Provided data →
· · · · ·
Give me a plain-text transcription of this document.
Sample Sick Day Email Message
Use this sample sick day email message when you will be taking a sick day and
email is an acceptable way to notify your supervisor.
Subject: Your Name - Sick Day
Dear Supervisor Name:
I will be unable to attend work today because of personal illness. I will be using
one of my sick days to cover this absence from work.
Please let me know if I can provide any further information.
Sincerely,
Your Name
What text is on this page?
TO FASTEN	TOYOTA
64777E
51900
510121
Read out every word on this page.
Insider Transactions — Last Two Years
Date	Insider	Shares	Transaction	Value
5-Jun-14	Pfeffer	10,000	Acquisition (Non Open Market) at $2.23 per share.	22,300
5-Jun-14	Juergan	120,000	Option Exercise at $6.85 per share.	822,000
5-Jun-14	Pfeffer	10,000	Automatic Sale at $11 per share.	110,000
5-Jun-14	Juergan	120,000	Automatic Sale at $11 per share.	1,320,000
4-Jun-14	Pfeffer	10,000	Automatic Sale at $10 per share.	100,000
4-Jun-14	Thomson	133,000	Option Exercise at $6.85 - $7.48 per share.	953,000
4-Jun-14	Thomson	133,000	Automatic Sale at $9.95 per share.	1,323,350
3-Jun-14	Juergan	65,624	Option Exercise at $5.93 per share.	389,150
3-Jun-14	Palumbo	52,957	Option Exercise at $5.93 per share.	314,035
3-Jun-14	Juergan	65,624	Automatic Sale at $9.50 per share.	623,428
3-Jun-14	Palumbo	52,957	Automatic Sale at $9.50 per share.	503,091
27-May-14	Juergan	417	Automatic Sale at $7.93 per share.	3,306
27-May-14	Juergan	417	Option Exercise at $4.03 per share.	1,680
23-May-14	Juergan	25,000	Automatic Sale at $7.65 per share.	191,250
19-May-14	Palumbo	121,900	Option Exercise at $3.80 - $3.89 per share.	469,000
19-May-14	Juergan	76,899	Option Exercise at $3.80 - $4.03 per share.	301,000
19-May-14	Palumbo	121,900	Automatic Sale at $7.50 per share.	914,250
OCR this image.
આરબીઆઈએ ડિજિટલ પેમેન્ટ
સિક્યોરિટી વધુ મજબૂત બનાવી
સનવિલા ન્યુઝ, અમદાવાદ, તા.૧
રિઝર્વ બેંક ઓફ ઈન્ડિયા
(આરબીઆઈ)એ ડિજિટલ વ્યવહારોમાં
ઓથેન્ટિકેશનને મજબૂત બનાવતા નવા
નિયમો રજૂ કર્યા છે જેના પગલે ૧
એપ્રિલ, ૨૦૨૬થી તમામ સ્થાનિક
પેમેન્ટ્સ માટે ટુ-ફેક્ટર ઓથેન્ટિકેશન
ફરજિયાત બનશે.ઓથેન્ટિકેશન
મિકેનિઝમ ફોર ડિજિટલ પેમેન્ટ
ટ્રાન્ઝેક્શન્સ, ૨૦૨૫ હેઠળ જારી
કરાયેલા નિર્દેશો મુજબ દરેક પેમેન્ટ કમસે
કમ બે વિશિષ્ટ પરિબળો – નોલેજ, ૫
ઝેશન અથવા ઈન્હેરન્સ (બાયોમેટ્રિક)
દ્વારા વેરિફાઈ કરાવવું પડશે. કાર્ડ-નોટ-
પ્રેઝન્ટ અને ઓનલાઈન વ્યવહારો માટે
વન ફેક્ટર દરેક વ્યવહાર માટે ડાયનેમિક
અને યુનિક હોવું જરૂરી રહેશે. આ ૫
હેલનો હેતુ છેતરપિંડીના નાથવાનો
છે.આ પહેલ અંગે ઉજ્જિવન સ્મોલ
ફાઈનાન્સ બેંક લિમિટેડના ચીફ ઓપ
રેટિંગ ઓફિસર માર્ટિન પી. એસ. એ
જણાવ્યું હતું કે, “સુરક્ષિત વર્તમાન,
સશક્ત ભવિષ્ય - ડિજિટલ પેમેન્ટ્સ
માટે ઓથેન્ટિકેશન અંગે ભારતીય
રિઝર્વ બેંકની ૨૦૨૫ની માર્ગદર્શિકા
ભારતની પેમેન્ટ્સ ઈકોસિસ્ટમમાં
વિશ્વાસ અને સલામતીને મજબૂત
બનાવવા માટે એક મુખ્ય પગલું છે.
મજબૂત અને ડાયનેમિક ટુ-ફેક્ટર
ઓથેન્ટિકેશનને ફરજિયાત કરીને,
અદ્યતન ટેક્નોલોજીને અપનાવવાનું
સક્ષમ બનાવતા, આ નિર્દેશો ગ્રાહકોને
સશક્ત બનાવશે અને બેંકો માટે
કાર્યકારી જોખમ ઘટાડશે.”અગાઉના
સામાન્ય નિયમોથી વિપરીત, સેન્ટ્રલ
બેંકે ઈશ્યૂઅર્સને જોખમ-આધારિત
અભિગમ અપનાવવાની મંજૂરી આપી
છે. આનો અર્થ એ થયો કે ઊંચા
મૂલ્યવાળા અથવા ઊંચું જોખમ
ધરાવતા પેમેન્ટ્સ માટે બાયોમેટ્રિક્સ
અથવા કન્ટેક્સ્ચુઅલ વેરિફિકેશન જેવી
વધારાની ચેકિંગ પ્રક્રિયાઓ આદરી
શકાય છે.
· · · · ·
Written instruction → Repeat the material in full, exactly as it stands.

Finished answer →
Give me a plain-text transcription of this document.
Sample Sick Day Email Message
Use this sample sick day email message when you will be taking a sick day and
email is an acceptable way to notify your supervisor.
Subject: Your Name - Sick Day
Dear Supervisor Name:
I will be unable to attend work today because of personal illness. I will be using
one of my sick days to cover this absence from work.
Please let me know if I can provide any further information.
Sincerely,
Your Name
What text is on this page?
TO FASTEN	TOYOTA
64777E
51900
510121
Read out every word on this page.
Insider Transactions — Last Two Years
Date	Insider	Shares	Transaction	Value
5-Jun-14	Pfeffer	10,000	Acquisition (Non Open Market) at $2.23 per share.	22,300
5-Jun-14	Juergan	120,000	Option Exercise at $6.85 per share.	822,000
5-Jun-14	Pfeffer	10,000	Automatic Sale at $11 per share.	110,000
5-Jun-14	Juergan	120,000	Automatic Sale at $11 per share.	1,320,000
4-Jun-14	Pfeffer	10,000	Automatic Sale at $10 per share.	100,000
4-Jun-14	Thomson	133,000	Option Exercise at $6.85 - $7.48 per share.	953,000
4-Jun-14	Thomson	133,000	Automatic Sale at $9.95 per share.	1,323,350
3-Jun-14	Juergan	65,624	Option Exercise at $5.93 per share.	389,150
3-Jun-14	Palumbo	52,957	Option Exercise at $5.93 per share.	314,035
3-Jun-14	Juergan	65,624	Automatic Sale at $9.50 per share.	623,428
3-Jun-14	Palumbo	52,957	Automatic Sale at $9.50 per share.	503,091
27-May-14	Juergan	417	Automatic Sale at $7.93 per share.	3,306
27-May-14	Juergan	417	Option Exercise at $4.03 per share.	1,680
23-May-14	Juergan	25,000	Automatic Sale at $7.65 per share.	191,250
19-May-14	Palumbo	121,900	Option Exercise at $3.80 - $3.89 per share.	469,000
19-May-14	Juergan	76,899	Option Exercise at $3.80 - $4.03 per share.	301,000
19-May-14	Palumbo	121,900	Automatic Sale at $7.50 per share.	914,250
OCR this image.
આરબીઆઈએ ડિજિટલ પેમેન્ટ
સિક્યોરિટી વધુ મજબૂત બનાવી
સનવિલા ન્યુઝ, અમદાવાદ, તા.૧
રિઝર્વ બેંક ઓફ ઈન્ડિયા
(આરબીઆઈ)એ ડિજિટલ વ્યવહારોમાં
ઓથેન્ટિકેશનને મજબૂત બનાવતા નવા
નિયમો રજૂ કર્યા છે જેના પગલે ૧
એપ્રિલ, ૨૦૨૬થી તમામ સ્થાનિક
પેમેન્ટ્સ માટે ટુ-ફેક્ટર ઓથેન્ટિકેશન
ફરજિયાત બનશે.ઓથેન્ટિકેશન
મિકેનિઝમ ફોર ડિજિટલ પેમેન્ટ
ટ્રાન્ઝેક્શન્સ, ૨૦૨૫ હેઠળ જારી
કરાયેલા નિર્દેશો મુજબ દરેક પેમેન્ટ કમસે
કમ બે વિશિષ્ટ પરિબળો – નોલેજ, ૫
ઝેશન અથવા ઈન્હેરન્સ (બાયોમેટ્રિક)
દ્વારા વેરિફાઈ કરાવવું પડશે. કાર્ડ-નોટ-
પ્રેઝન્ટ અને ઓનલાઈન વ્યવહારો માટે
વન ફેક્ટર દરેક વ્યવહાર માટે ડાયનેમિક
અને યુનિક હોવું જરૂરી રહેશે. આ ૫
હેલનો હેતુ છેતરપિંડીના નાથવાનો
છે.આ પહેલ અંગે ઉજ્જિવન સ્મોલ
ફાઈનાન્સ બેંક લિમિટેડના ચીફ ઓપ
રેટિંગ ઓફિસર માર્ટિન પી. એસ. એ
જણાવ્યું હતું કે, “સુરક્ષિત વર્તમાન,
સશક્ત ભવિષ્ય - ડિજિટલ પેમેન્ટ્સ
માટે ઓથેન્ટિકેશન અંગે ભારતીય
રિઝર્વ બેંકની ૨૦૨૫ની માર્ગદર્શિકા
ભારતની પેમેન્ટ્સ ઈકોસિસ્ટમમાં
વિશ્વાસ અને સલામતીને મજબૂત
બનાવવા માટે એક મુખ્ય પગલું છે.
મજબૂત અને ડાયનેમિક ટુ-ફેક્ટર
ઓથેન્ટિકેશનને ફરજિયાત કરીને,
અદ્યતન ટેક્નોલોજીને અપનાવવાનું
સક્ષમ બનાવતા, આ નિર્દેશો ગ્રાહકોને
સશક્ત બનાવશે અને બેંકો માટે
કાર્યકારી જોખમ ઘટાડશે.”અગાઉના
સામાન્ય નિયમોથી વિપરીત, સેન્ટ્રલ
બેંકે ઈશ્યૂઅર્સને જોખમ-આધારિત
અભિગમ અપનાવવાની મંજૂરી આપી
છે. આનો અર્થ એ થયો કે ઊંચા
મૂલ્યવાળા અથવા ઊંચું જોખમ
ધરાવતા પેમેન્ટ્સ માટે બાયોમેટ્રિક્સ
અથવા કન્ટેક્સ્ચુઅલ વેરિફિકેશન જેવી
વધારાની ચેકિંગ પ્રક્રિયાઓ આદરી
શકાય છે.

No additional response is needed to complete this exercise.